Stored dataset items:
-----
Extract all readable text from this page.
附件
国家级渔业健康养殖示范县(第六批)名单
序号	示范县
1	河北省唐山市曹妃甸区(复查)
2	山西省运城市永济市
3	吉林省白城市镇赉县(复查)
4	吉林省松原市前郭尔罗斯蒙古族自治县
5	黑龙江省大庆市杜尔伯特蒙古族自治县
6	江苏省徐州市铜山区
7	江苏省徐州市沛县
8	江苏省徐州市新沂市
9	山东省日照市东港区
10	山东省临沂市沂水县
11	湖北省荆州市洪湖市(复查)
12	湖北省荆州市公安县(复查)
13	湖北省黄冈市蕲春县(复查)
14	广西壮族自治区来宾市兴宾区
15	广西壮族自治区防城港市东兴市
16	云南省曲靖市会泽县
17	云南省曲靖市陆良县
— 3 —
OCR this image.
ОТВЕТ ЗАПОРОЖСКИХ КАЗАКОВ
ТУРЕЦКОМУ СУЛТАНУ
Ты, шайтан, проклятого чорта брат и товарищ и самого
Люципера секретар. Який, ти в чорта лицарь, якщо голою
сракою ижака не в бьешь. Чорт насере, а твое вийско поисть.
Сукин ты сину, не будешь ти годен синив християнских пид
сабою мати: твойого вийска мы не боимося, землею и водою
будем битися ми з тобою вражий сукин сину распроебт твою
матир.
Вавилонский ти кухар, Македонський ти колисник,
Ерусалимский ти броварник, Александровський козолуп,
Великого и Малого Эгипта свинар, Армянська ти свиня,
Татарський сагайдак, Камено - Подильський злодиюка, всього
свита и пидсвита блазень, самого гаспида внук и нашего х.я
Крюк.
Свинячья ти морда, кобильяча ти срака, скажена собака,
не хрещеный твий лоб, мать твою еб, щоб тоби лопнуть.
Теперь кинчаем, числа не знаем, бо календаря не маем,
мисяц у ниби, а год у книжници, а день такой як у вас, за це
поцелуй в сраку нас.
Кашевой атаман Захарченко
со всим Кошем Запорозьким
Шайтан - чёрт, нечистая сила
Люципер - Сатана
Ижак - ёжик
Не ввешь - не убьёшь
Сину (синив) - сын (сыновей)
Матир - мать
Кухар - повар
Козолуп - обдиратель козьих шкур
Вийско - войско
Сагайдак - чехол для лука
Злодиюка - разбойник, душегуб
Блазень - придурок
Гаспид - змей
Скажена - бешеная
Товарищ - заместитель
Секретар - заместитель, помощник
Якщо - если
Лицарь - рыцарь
-----
Find the lines with the string "заместитель" and reproduce them.

Written solution:
Товарищ - заместитель
Секретар - заместитель, помощник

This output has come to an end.